#### Listed entries

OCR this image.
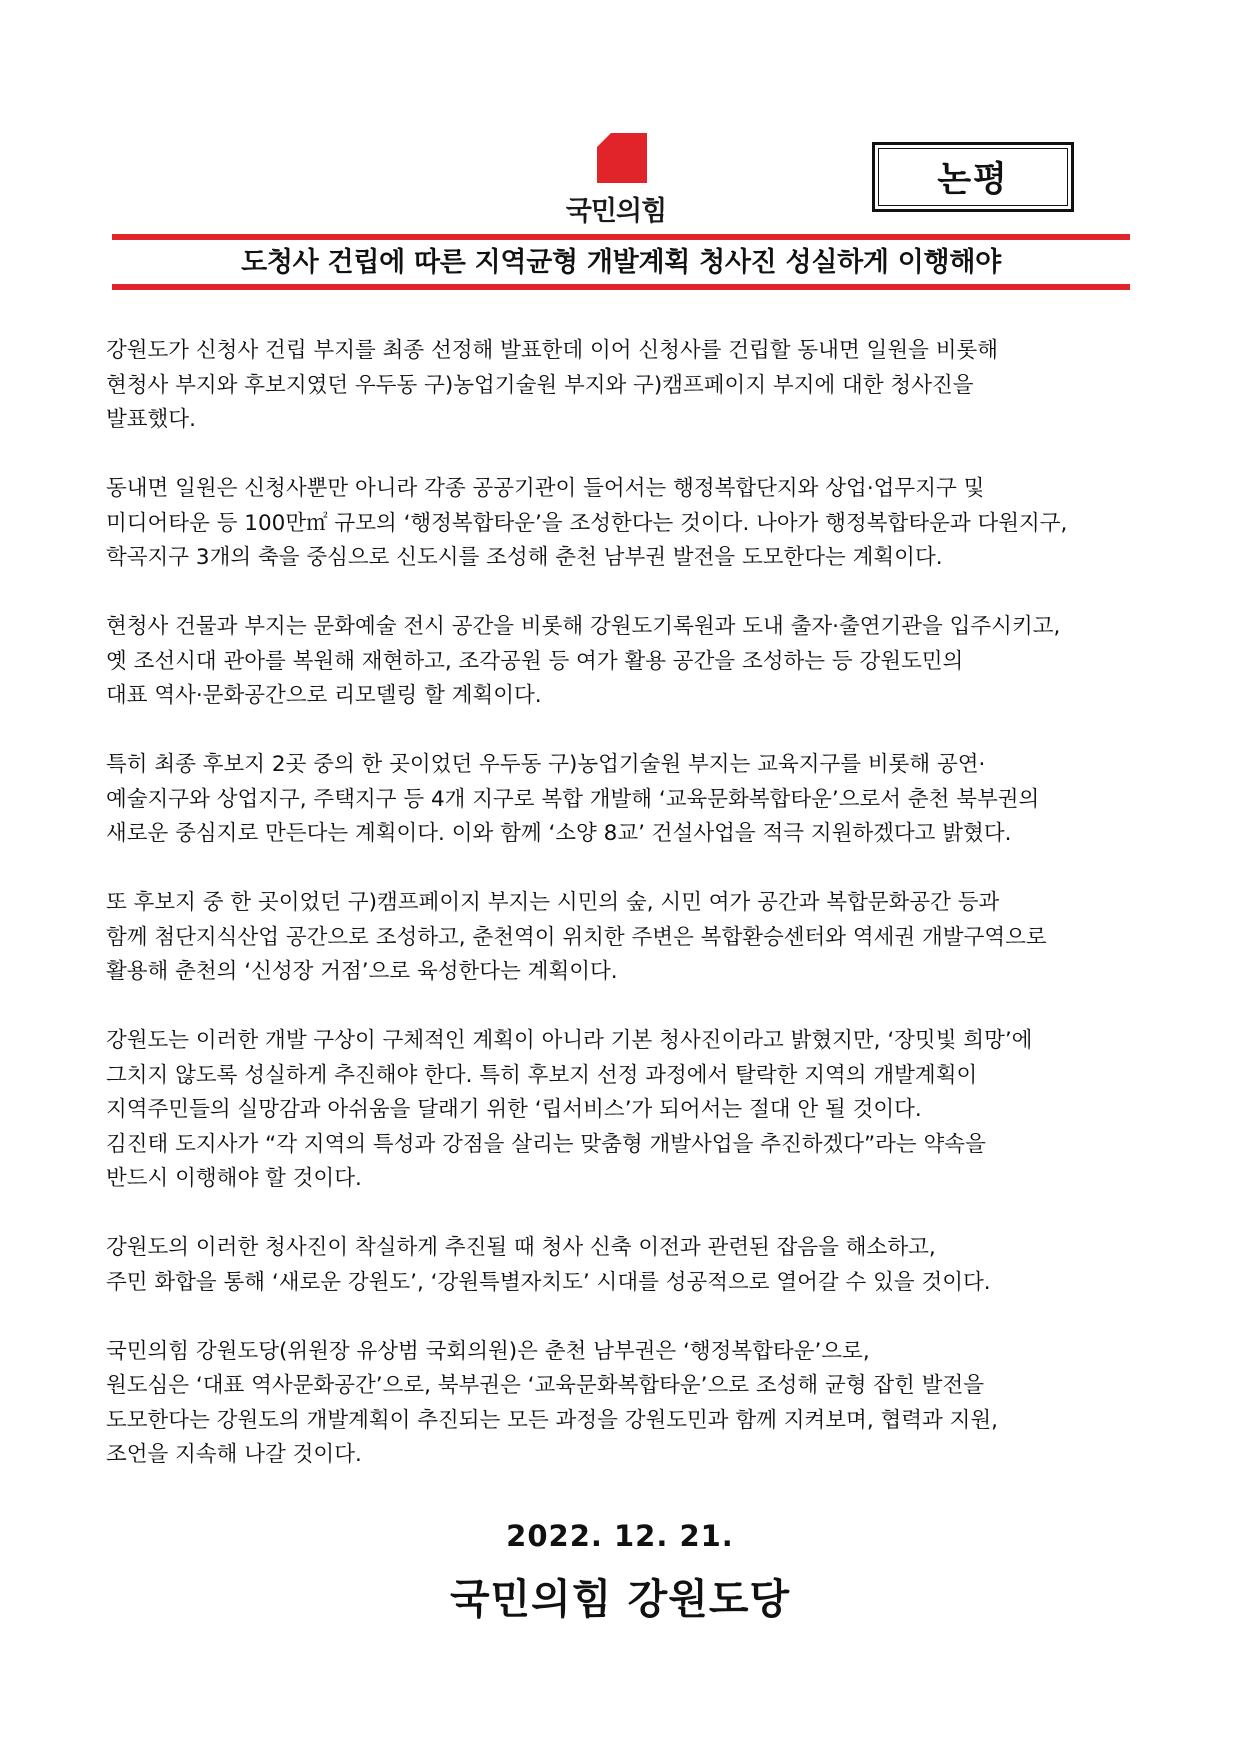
국민의힘
논평
도청사 건립에 따른 지역균형 개발계획 청사진 성실하게 이행해야

강원도가 신청사 건립 부지를 최종 선정해 발표한데 이어 신청사를 건립할 동내면 일원을 비롯해
현청사 부지와 후보지였던 우두동 구)농업기술원 부지와 구)캠프페이지 부지에 대한 청사진을
발표했다.

동내면 일원은 신청사뿐만 아니라 각종 공공기관이 들어서는 행정복합단지와 상업·업무지구 및
미디어타운 등 100만㎡ 규모의 ‘행정복합타운’을 조성한다는 것이다. 나아가 행정복합타운과 다원지구,
학곡지구 3개의 축을 중심으로 신도시를 조성해 춘천 남부권 발전을 도모한다는 계획이다.

현청사 건물과 부지는 문화예술 전시 공간을 비롯해 강원도기록원과 도내 출자·출연기관을 입주시키고,
옛 조선시대 관아를 복원해 재현하고, 조각공원 등 여가 활용 공간을 조성하는 등 강원도민의
대표 역사·문화공간으로 리모델링 할 계획이다.

특히 최종 후보지 2곳 중의 한 곳이었던 우두동 구)농업기술원 부지는 교육지구를 비롯해 공연·
예술지구와 상업지구, 주택지구 등 4개 지구로 복합 개발해 ‘교육문화복합타운’으로서 춘천 북부권의
새로운 중심지로 만든다는 계획이다. 이와 함께 ‘소양 8교’ 건설사업을 적극 지원하겠다고 밝혔다.

또 후보지 중 한 곳이었던 구)캠프페이지 부지는 시민의 숲, 시민 여가 공간과 복합문화공간 등과
함께 첨단지식산업 공간으로 조성하고, 춘천역이 위치한 주변은 복합환승센터와 역세권 개발구역으로
활용해 춘천의 ‘신성장 거점’으로 육성한다는 계획이다.

강원도는 이러한 개발 구상이 구체적인 계획이 아니라 기본 청사진이라고 밝혔지만, ‘장밋빛 희망’에
그치지 않도록 성실하게 추진해야 한다. 특히 후보지 선정 과정에서 탈락한 지역의 개발계획이
지역주민들의 실망감과 아쉬움을 달래기 위한 ‘립서비스’가 되어서는 절대 안 될 것이다.
김진태 도지사가 “각 지역의 특성과 강점을 살리는 맞춤형 개발사업을 추진하겠다”라는 약속을
반드시 이행해야 할 것이다.

강원도의 이러한 청사진이 착실하게 추진될 때 청사 신축 이전과 관련된 잡음을 해소하고,
주민 화합을 통해 ‘새로운 강원도’, ‘강원특별자치도’ 시대를 성공적으로 열어갈 수 있을 것이다.

국민의힘 강원도당(위원장 유상범 국회의원)은 춘천 남부권은 ‘행정복합타운’으로,
원도심은 ‘대표 역사문화공간’으로, 북부권은 ‘교육문화복합타운’으로 조성해 균형 잡힌 발전을
도모한다는 강원도의 개발계획이 추진되는 모든 과정을 강원도민과 함께 지켜보며, 협력과 지원,
조언을 지속해 나갈 것이다.

2022. 12. 21.
국민의힘 강원도당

########

### Goal of the exercise
Reproduce every line precisely as given, omitting all pictures.

### Written answer
OCR this image.
국민의힘
논평
도청사 건립에 따른 지역균형 개발계획 청사진 성실하게 이행해야

강원도가 신청사 건립 부지를 최종 선정해 발표한데 이어 신청사를 건립할 동내면 일원을 비롯해
현청사 부지와 후보지였던 우두동 구)농업기술원 부지와 구)캠프페이지 부지에 대한 청사진을
발표했다.

동내면 일원은 신청사뿐만 아니라 각종 공공기관이 들어서는 행정복합단지와 상업·업무지구 및
미디어타운 등 100만㎡ 규모의 ‘행정복합타운’을 조성한다는 것이다. 나아가 행정복합타운과 다원지구,
학곡지구 3개의 축을 중심으로 신도시를 조성해 춘천 남부권 발전을 도모한다는 계획이다.

현청사 건물과 부지는 문화예술 전시 공간을 비롯해 강원도기록원과 도내 출자·출연기관을 입주시키고,
옛 조선시대 관아를 복원해 재현하고, 조각공원 등 여가 활용 공간을 조성하는 등 강원도민의
대표 역사·문화공간으로 리모델링 할 계획이다.

특히 최종 후보지 2곳 중의 한 곳이었던 우두동 구)농업기술원 부지는 교육지구를 비롯해 공연·
예술지구와 상업지구, 주택지구 등 4개 지구로 복합 개발해 ‘교육문화복합타운’으로서 춘천 북부권의
새로운 중심지로 만든다는 계획이다. 이와 함께 ‘소양 8교’ 건설사업을 적극 지원하겠다고 밝혔다.

또 후보지 중 한 곳이었던 구)캠프페이지 부지는 시민의 숲, 시민 여가 공간과 복합문화공간 등과
함께 첨단지식산업 공간으로 조성하고, 춘천역이 위치한 주변은 복합환승센터와 역세권 개발구역으로
활용해 춘천의 ‘신성장 거점’으로 육성한다는 계획이다.

강원도는 이러한 개발 구상이 구체적인 계획이 아니라 기본 청사진이라고 밝혔지만, ‘장밋빛 희망’에
그치지 않도록 성실하게 추진해야 한다. 특히 후보지 선정 과정에서 탈락한 지역의 개발계획이
지역주민들의 실망감과 아쉬움을 달래기 위한 ‘립서비스’가 되어서는 절대 안 될 것이다.
김진태 도지사가 “각 지역의 특성과 강점을 살리는 맞춤형 개발사업을 추진하겠다”라는 약속을
반드시 이행해야 할 것이다.

강원도의 이러한 청사진이 착실하게 추진될 때 청사 신축 이전과 관련된 잡음을 해소하고,
주민 화합을 통해 ‘새로운 강원도’, ‘강원특별자치도’ 시대를 성공적으로 열어갈 수 있을 것이다.

국민의힘 강원도당(위원장 유상범 국회의원)은 춘천 남부권은 ‘행정복합타운’으로,
원도심은 ‘대표 역사문화공간’으로, 북부권은 ‘교육문화복합타운’으로 조성해 균형 잡힌 발전을
도모한다는 강원도의 개발계획이 추진되는 모든 과정을 강원도민과 함께 지켜보며, 협력과 지원,
조언을 지속해 나갈 것이다.

2022. 12. 21.
국민의힘 강원도당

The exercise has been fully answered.